- What you should do:
Answer these from the Dict Trans Tokenizer page below:
(a) Which two licenses does the page list?
(b) Which dependency is required for token alignment?
(c) In the basic usage code, what value is passed as source_model?

- Quoted text:
Skip to content

Code for "Dictionaries to the Rescue: Cross-Lingual Vocabulary Transfer for Low-Resource Languages Using Bilingual Dictionaries" (Sakajo et al., 2025 ACL Findings)

License

Apache-2.0, MIT licenses found

Licenses found

Apache-2.0
LICENSE-APATCH
MIT
LICENSE-MIT
Notifications You must be signed in to change notification settings

sj-h4/dict_trans_tokenizer

Repository files navigation

Dict Trans Tokenizer

A Python package for cross-lingual tokenizer alignment using bilingual dictionaries and recurrent alignment algorithms.

Overview

Dict Trans Tokenizer enables you to:

  • Train BPE tokenizers from bilingual dictionary data
  • Create aligned corpora from bilingual dictionaries
  • Perform recurrent token alignment between source and target tokenizers
  • Remap pre-trained models to use aligned tokenizers

This is particularly useful for adapting pre-trained language models to new languages or domains using bilingual dictionaries.

Installation

uv add dict-trans-tokenizer git+https://github.com/sj-h4/dict_trans_tokenizer.git

Dependencies

  • fast_align: Required for token alignment

Quick Start

See also the example/basic_usage.py for a complete example.

Basic Usage

from dict_trans_tokenizer import (
    run_recurrent_alignment,
    train_bpe_tokenizer,
    load_bilingual_dict,
)

# Train tokenizers and run alignment
run_recurrent_alignment(
    source_model="roberta-base",  # or path to source model
    target_tokenizer="path/to/target/tokenizer",
    dictionary="path/to/bilingual_dict.json",
    corpus_path="output/corpus.moses",
    fast_align_path="fast_align",
    alignment_mode="token",  # or "word"

- Data shown:
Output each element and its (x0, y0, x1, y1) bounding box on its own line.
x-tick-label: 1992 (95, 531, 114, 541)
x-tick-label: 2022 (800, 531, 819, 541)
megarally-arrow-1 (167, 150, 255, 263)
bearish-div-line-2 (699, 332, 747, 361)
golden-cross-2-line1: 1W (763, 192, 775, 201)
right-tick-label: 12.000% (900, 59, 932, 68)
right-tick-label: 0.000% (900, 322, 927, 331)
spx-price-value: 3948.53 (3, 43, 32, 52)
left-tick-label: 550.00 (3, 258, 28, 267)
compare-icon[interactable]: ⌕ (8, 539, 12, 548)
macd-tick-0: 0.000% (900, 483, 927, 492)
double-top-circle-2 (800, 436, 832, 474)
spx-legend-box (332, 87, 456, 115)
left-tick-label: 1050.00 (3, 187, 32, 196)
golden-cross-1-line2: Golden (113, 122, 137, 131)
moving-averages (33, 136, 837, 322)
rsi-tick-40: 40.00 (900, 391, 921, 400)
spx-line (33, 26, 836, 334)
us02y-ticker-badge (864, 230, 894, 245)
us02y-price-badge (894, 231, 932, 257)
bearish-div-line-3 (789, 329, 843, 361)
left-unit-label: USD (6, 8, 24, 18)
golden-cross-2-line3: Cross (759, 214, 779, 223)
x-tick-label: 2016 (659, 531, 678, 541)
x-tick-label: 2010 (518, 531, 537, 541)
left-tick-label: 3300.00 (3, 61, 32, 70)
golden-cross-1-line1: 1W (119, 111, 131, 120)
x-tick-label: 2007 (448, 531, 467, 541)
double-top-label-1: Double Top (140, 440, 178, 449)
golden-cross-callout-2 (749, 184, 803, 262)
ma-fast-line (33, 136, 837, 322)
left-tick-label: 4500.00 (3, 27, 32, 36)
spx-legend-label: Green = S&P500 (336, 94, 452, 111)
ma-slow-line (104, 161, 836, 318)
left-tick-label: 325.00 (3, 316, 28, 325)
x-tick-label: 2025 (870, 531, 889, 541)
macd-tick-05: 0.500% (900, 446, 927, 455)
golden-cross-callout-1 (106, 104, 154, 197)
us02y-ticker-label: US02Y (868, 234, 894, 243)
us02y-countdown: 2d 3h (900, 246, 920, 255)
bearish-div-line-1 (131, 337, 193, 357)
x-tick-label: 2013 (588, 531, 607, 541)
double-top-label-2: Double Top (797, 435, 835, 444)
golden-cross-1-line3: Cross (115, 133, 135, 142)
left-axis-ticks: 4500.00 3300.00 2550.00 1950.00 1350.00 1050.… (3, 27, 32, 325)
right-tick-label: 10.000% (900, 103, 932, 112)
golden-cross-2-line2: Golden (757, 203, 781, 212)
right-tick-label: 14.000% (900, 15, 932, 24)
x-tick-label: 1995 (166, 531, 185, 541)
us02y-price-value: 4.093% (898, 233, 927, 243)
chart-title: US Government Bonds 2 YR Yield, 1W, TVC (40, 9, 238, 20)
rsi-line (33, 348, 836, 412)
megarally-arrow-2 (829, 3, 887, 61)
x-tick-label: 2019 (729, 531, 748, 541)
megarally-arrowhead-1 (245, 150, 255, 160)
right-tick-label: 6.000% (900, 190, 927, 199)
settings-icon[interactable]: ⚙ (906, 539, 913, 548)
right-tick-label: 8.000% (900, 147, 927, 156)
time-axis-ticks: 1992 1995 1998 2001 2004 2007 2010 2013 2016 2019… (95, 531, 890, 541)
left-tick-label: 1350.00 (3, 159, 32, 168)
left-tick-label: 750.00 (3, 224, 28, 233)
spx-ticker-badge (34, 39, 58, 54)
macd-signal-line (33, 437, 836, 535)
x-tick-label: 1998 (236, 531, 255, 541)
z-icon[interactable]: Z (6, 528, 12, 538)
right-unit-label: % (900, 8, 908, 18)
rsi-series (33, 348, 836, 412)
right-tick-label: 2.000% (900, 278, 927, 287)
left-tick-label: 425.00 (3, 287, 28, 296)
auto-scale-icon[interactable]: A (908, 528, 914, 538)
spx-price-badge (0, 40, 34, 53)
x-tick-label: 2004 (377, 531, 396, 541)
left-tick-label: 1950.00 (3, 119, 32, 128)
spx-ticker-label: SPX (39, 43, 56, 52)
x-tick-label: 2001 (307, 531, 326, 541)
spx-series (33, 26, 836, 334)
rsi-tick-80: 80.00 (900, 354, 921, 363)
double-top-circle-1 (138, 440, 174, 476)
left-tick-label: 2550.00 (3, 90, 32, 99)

- Answer to the task:
(a) Apache-2.0 and MIT
(b) fast_align
(c) "roberta-base"